• **EXERCISE DETAILS**
Reproduce the listing below verbatim.

• **SUPPLIED DATA**
· · · · ·

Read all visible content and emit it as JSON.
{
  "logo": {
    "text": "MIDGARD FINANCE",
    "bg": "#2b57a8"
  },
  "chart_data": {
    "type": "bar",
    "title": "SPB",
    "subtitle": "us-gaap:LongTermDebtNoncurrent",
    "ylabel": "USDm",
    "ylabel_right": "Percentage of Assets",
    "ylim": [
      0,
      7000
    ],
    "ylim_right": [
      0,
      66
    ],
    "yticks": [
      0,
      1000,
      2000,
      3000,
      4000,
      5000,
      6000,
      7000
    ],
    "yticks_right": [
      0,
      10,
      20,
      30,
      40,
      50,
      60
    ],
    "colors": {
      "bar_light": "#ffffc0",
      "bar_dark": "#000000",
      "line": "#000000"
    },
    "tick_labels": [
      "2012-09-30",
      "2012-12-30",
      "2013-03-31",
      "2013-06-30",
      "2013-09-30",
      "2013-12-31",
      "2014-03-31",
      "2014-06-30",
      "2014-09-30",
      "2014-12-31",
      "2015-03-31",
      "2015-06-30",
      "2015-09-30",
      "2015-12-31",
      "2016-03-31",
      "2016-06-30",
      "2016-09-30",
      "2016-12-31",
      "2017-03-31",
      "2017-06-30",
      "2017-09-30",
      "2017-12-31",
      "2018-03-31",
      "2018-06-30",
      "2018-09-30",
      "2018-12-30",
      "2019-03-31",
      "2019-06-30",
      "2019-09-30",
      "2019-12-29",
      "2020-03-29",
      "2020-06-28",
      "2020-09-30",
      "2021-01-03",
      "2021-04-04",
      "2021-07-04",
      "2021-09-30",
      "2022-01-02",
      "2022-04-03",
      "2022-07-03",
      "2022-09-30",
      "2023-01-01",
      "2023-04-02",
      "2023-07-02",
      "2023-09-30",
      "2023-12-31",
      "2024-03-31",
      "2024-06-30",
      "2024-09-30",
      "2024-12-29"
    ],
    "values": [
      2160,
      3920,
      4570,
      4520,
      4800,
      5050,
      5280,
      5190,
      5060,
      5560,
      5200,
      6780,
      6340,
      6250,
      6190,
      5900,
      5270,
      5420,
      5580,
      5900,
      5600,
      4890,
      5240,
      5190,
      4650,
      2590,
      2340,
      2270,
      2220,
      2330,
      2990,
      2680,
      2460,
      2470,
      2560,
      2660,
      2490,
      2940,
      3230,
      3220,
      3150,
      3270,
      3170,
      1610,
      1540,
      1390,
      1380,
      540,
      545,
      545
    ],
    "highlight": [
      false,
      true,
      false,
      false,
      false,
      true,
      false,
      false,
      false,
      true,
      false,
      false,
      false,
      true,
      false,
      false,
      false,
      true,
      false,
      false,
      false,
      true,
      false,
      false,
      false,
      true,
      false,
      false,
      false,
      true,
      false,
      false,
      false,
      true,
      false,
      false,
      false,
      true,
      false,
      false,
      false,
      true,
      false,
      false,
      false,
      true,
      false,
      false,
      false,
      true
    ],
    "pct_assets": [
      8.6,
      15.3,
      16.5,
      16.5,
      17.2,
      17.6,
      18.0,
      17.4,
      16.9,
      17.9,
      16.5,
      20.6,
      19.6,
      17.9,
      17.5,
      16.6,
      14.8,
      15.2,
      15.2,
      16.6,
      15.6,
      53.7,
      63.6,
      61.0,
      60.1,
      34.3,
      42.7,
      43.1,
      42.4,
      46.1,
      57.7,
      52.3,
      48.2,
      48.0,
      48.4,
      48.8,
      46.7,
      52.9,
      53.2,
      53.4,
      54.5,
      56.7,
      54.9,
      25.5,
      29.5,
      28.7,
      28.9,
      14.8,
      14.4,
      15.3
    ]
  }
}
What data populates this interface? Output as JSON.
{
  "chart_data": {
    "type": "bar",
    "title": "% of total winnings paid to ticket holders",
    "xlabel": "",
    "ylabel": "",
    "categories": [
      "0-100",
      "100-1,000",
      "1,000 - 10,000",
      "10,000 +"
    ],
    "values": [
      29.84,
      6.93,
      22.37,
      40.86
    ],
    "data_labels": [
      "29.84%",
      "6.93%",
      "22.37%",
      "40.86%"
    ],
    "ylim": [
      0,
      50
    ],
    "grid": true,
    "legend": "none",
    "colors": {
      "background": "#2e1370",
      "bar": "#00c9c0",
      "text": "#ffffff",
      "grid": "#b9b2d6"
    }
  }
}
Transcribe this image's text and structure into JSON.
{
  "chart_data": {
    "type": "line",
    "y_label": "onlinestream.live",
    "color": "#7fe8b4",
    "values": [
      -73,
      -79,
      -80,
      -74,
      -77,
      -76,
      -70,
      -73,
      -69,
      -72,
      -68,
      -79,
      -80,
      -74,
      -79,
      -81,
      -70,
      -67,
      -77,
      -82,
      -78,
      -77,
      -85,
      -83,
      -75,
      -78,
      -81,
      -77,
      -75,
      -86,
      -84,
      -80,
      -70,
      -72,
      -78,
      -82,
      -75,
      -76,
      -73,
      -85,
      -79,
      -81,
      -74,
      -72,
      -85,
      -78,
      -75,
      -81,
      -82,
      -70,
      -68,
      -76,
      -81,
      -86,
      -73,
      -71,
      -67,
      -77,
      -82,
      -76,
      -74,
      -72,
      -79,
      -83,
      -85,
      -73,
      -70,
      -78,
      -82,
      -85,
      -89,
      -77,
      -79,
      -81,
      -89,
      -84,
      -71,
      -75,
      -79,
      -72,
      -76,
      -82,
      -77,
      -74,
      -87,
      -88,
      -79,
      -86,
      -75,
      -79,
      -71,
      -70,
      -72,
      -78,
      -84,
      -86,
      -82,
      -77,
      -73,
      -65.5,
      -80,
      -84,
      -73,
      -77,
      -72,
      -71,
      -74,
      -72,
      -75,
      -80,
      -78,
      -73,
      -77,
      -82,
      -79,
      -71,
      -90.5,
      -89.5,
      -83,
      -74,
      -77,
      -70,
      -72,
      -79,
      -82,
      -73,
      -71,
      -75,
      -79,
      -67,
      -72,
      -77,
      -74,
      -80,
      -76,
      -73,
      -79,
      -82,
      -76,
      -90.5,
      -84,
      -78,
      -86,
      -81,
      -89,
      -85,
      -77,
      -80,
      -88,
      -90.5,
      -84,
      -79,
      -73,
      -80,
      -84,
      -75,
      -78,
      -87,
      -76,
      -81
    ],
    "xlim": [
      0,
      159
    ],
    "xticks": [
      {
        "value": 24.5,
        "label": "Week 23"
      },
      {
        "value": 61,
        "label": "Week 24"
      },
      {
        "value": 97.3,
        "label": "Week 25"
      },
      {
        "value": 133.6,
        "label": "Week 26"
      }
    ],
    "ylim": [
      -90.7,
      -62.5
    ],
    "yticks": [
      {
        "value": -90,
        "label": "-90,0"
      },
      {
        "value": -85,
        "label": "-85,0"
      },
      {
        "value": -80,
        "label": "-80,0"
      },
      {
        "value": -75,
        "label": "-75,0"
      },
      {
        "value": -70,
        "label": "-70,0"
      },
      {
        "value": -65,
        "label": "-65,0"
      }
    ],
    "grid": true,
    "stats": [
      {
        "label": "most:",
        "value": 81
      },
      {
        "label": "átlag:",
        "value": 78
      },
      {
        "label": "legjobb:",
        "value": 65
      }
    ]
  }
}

· · · · ·

• **TASK OUTPUT**
Read all visible content and emit it as JSON.
{
  "logo": {
    "text": "MIDGARD FINANCE",
    "bg": "#2b57a8"
  },
  "chart_data": {
    "type": "bar",
    "title": "SPB",
    "subtitle": "us-gaap:LongTermDebtNoncurrent",
    "ylabel": "USDm",
    "ylabel_right": "Percentage of Assets",
    "ylim": [
      0,
      7000
    ],
    "ylim_right": [
      0,
      66
    ],
    "yticks": [
      0,
      1000,
      2000,
      3000,
      4000,
      5000,
      6000,
      7000
    ],
    "yticks_right": [
      0,
      10,
      20,
      30,
      40,
      50,
      60
    ],
    "colors": {
      "bar_light": "#ffffc0",
      "bar_dark": "#000000",
      "line": "#000000"
    },
    "tick_labels": [
      "2012-09-30",
      "2012-12-30",
      "2013-03-31",
      "2013-06-30",
      "2013-09-30",
      "2013-12-31",
      "2014-03-31",
      "2014-06-30",
      "2014-09-30",
      "2014-12-31",
      "2015-03-31",
      "2015-06-30",
      "2015-09-30",
      "2015-12-31",
      "2016-03-31",
      "2016-06-30",
      "2016-09-30",
      "2016-12-31",
      "2017-03-31",
      "2017-06-30",
      "2017-09-30",
      "2017-12-31",
      "2018-03-31",
      "2018-06-30",
      "2018-09-30",
      "2018-12-30",
      "2019-03-31",
      "2019-06-30",
      "2019-09-30",
      "2019-12-29",
      "2020-03-29",
      "2020-06-28",
      "2020-09-30",
      "2021-01-03",
      "2021-04-04",
      "2021-07-04",
      "2021-09-30",
      "2022-01-02",
      "2022-04-03",
      "2022-07-03",
      "2022-09-30",
      "2023-01-01",
      "2023-04-02",
      "2023-07-02",
      "2023-09-30",
      "2023-12-31",
      "2024-03-31",
      "2024-06-30",
      "2024-09-30",
      "2024-12-29"
    ],
    "values": [
      2160,
      3920,
      4570,
      4520,
      4800,
      5050,
      5280,
      5190,
      5060,
      5560,
      5200,
      6780,
      6340,
      6250,
      6190,
      5900,
      5270,
      5420,
      5580,
      5900,
      5600,
      4890,
      5240,
      5190,
      4650,
      2590,
      2340,
      2270,
      2220,
      2330,
      2990,
      2680,
      2460,
      2470,
      2560,
      2660,
      2490,
      2940,
      3230,
      3220,
      3150,
      3270,
      3170,
      1610,
      1540,
      1390,
      1380,
      540,
      545,
      545
    ],
    "highlight": [
      false,
      true,
      false,
      false,
      false,
      true,
      false,
      false,
      false,
      true,
      false,
      false,
      false,
      true,
      false,
      false,
      false,
      true,
      false,
      false,
      false,
      true,
      false,
      false,
      false,
      true,
      false,
      false,
      false,
      true,
      false,
      false,
      false,
      true,
      false,
      false,
      false,
      true,
      false,
      false,
      false,
      true,
      false,
      false,
      false,
      true,
      false,
      false,
      false,
      true
    ],
    "pct_assets": [
      8.6,
      15.3,
      16.5,
      16.5,
      17.2,
      17.6,
      18.0,
      17.4,
      16.9,
      17.9,
      16.5,
      20.6,
      19.6,
      17.9,
      17.5,
      16.6,
      14.8,
      15.2,
      15.2,
      16.6,
      15.6,
      53.7,
      63.6,
      61.0,
      60.1,
      34.3,
      42.7,
      43.1,
      42.4,
      46.1,
      57.7,
      52.3,
      48.2,
      48.0,
      48.4,
      48.8,
      46.7,
      52.9,
      53.2,
      53.4,
      54.5,
      56.7,
      54.9,
      25.5,
      29.5,
      28.7,
      28.9,
      14.8,
      14.4,
      15.3
    ]
  }
}
What data populates this interface? Output as JSON.
{
  "chart_data": {
    "type": "bar",
    "title": "% of total winnings paid to ticket holders",
    "xlabel": "",
    "ylabel": "",
    "categories": [
      "0-100",
      "100-1,000",
      "1,000 - 10,000",
      "10,000 +"
    ],
    "values": [
      29.84,
      6.93,
      22.37,
      40.86
    ],
    "data_labels": [
      "29.84%",
      "6.93%",
      "22.37%",
      "40.86%"
    ],
    "ylim": [
      0,
      50
    ],
    "grid": true,
    "legend": "none",
    "colors": {
      "background": "#2e1370",
      "bar": "#00c9c0",
      "text": "#ffffff",
      "grid": "#b9b2d6"
    }
  }
}
Transcribe this image's text and structure into JSON.
{
  "chart_data": {
    "type": "line",
    "y_label": "onlinestream.live",
    "color": "#7fe8b4",
    "values": [
      -73,
      -79,
      -80,
      -74,
      -77,
      -76,
      -70,
      -73,
      -69,
      -72,
      -68,
      -79,
      -80,
      -74,
      -79,
      -81,
      -70,
      -67,
      -77,
      -82,
      -78,
      -77,
      -85,
      -83,
      -75,
      -78,
      -81,
      -77,
      -75,
      -86,
      -84,
      -80,
      -70,
      -72,
      -78,
      -82,
      -75,
      -76,
      -73,
      -85,
      -79,
      -81,
      -74,
      -72,
      -85,
      -78,
      -75,
      -81,
      -82,
      -70,
      -68,
      -76,
      -81,
      -86,
      -73,
      -71,
      -67,
      -77,
      -82,
      -76,
      -74,
      -72,
      -79,
      -83,
      -85,
      -73,
      -70,
      -78,
      -82,
      -85,
      -89,
      -77,
      -79,
      -81,
      -89,
      -84,
      -71,
      -75,
      -79,
      -72,
      -76,
      -82,
      -77,
      -74,
      -87,
      -88,
      -79,
      -86,
      -75,
      -79,
      -71,
      -70,
      -72,
      -78,
      -84,
      -86,
      -82,
      -77,
      -73,
      -65.5,
      -80,
      -84,
      -73,
      -77,
      -72,
      -71,
      -74,
      -72,
      -75,
      -80,
      -78,
      -73,
      -77,
      -82,
      -79,
      -71,
      -90.5,
      -89.5,
      -83,
      -74,
      -77,
      -70,
      -72,
      -79,
      -82,
      -73,
      -71,
      -75,
      -79,
      -67,
      -72,
      -77,
      -74,
      -80,
      -76,
      -73,
      -79,
      -82,
      -76,
      -90.5,
      -84,
      -78,
      -86,
      -81,
      -89,
      -85,
      -77,
      -80,
      -88,
      -90.5,
      -84,
      -79,
      -73,
      -80,
      -84,
      -75,
      -78,
      -87,
      -76,
      -81
    ],
    "xlim": [
      0,
      159
    ],
    "xticks": [
      {
        "value": 24.5,
        "label": "Week 23"
      },
      {
        "value": 61,
        "label": "Week 24"
      },
      {
        "value": 97.3,
        "label": "Week 25"
      },
      {
        "value": 133.6,
        "label": "Week 26"
      }
    ],
    "ylim": [
      -90.7,
      -62.5
    ],
    "yticks": [
      {
        "value": -90,
        "label": "-90,0"
      },
      {
        "value": -85,
        "label": "-85,0"
      },
      {
        "value": -80,
        "label": "-80,0"
      },
      {
        "value": -75,
        "label": "-75,0"
      },
      {
        "value": -70,
        "label": "-70,0"
      },
      {
        "value": -65,
        "label": "-65,0"
      }
    ],
    "grid": true,
    "stats": [
      {
        "label": "most:",
        "value": 81
      },
      {
        "label": "átlag:",
        "value": 78
      },
      {
        "label": "legjobb:",
        "value": 65
      }
    ]
  }
}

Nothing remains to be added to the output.